• **TASK DIRECTIONS**:
All of the material below is to be repeated exactly.

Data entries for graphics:
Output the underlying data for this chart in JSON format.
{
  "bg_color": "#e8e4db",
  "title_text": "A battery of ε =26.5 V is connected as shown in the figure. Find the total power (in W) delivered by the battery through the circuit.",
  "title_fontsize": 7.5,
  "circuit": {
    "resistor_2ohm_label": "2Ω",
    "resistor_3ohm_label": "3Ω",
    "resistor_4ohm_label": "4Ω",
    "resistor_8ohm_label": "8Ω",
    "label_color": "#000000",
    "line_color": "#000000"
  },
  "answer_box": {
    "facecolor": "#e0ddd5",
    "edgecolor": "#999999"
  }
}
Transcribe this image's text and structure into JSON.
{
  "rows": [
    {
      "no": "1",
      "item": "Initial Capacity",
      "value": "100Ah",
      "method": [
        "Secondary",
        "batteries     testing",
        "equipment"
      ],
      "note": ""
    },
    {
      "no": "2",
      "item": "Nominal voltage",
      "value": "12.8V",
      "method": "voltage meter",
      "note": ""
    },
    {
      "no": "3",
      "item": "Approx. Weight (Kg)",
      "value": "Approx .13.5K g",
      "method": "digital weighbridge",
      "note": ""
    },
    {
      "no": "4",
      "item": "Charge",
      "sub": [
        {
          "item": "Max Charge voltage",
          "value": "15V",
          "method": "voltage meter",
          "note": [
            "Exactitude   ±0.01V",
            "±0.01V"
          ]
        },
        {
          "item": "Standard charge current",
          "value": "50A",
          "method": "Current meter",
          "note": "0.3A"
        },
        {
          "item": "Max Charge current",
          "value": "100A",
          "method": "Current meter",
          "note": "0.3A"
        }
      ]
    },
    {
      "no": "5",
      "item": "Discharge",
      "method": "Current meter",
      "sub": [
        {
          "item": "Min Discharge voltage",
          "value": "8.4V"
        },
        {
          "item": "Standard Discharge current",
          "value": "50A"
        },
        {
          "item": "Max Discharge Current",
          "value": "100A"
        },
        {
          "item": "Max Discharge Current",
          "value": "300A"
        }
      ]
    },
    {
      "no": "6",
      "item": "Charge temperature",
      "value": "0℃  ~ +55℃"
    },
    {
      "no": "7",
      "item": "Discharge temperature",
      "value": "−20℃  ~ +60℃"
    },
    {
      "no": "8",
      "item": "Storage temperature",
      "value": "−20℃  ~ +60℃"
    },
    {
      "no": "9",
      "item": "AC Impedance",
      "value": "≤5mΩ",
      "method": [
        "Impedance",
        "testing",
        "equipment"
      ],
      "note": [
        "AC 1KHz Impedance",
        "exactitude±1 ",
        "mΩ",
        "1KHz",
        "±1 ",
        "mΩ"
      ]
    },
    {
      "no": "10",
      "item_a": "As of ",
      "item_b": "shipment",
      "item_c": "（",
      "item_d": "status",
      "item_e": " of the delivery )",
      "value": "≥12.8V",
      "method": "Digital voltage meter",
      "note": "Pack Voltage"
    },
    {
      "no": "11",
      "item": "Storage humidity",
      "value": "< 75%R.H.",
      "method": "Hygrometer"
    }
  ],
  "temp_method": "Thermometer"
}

• **SOLUTION**:
Output the underlying data for this chart in JSON format.
{
  "bg_color": "#e8e4db",
  "title_text": "A battery of ε =26.5 V is connected as shown in the figure. Find the total power (in W) delivered by the battery through the circuit.",
  "title_fontsize": 7.5,
  "circuit": {
    "resistor_2ohm_label": "2Ω",
    "resistor_3ohm_label": "3Ω",
    "resistor_4ohm_label": "4Ω",
    "resistor_8ohm_label": "8Ω",
    "label_color": "#000000",
    "line_color": "#000000"
  },
  "answer_box": {
    "facecolor": "#e0ddd5",
    "edgecolor": "#999999"
  }
}
Transcribe this image's text and structure into JSON.
{
  "rows": [
    {
      "no": "1",
      "item": "Initial Capacity",
      "value": "100Ah",
      "method": [
        "Secondary",
        "batteries     testing",
        "equipment"
      ],
      "note": ""
    },
    {
      "no": "2",
      "item": "Nominal voltage",
      "value": "12.8V",
      "method": "voltage meter",
      "note": ""
    },
    {
      "no": "3",
      "item": "Approx. Weight (Kg)",
      "value": "Approx .13.5K g",
      "method": "digital weighbridge",
      "note": ""
    },
    {
      "no": "4",
      "item": "Charge",
      "sub": [
        {
          "item": "Max Charge voltage",
          "value": "15V",
          "method": "voltage meter",
          "note": [
            "Exactitude   ±0.01V",
            "±0.01V"
          ]
        },
        {
          "item": "Standard charge current",
          "value": "50A",
          "method": "Current meter",
          "note": "0.3A"
        },
        {
          "item": "Max Charge current",
          "value": "100A",
          "method": "Current meter",
          "note": "0.3A"
        }
      ]
    },
    {
      "no": "5",
      "item": "Discharge",
      "method": "Current meter",
      "sub": [
        {
          "item": "Min Discharge voltage",
          "value": "8.4V"
        },
        {
          "item": "Standard Discharge current",
          "value": "50A"
        },
        {
          "item": "Max Discharge Current",
          "value": "100A"
        },
        {
          "item": "Max Discharge Current",
          "value": "300A"
        }
      ]
    },
    {
      "no": "6",
      "item": "Charge temperature",
      "value": "0℃  ~ +55℃"
    },
    {
      "no": "7",
      "item": "Discharge temperature",
      "value": "−20℃  ~ +60℃"
    },
    {
      "no": "8",
      "item": "Storage temperature",
      "value": "−20℃  ~ +60℃"
    },
    {
      "no": "9",
      "item": "AC Impedance",
      "value": "≤5mΩ",
      "method": [
        "Impedance",
        "testing",
        "equipment"
      ],
      "note": [
        "AC 1KHz Impedance",
        "exactitude±1 ",
        "mΩ",
        "1KHz",
        "±1 ",
        "mΩ"
      ]
    },
    {
      "no": "10",
      "item_a": "As of ",
      "item_b": "shipment",
      "item_c": "（",
      "item_d": "status",
      "item_e": " of the delivery )",
      "value": "≥12.8V",
      "method": "Digital voltage meter",
      "note": "Pack Voltage"
    },
    {
      "no": "11",
      "item": "Storage humidity",
      "value": "< 75%R.H.",
      "method": "Hygrometer"
    }
  ],
  "temp_method": "Thermometer"
}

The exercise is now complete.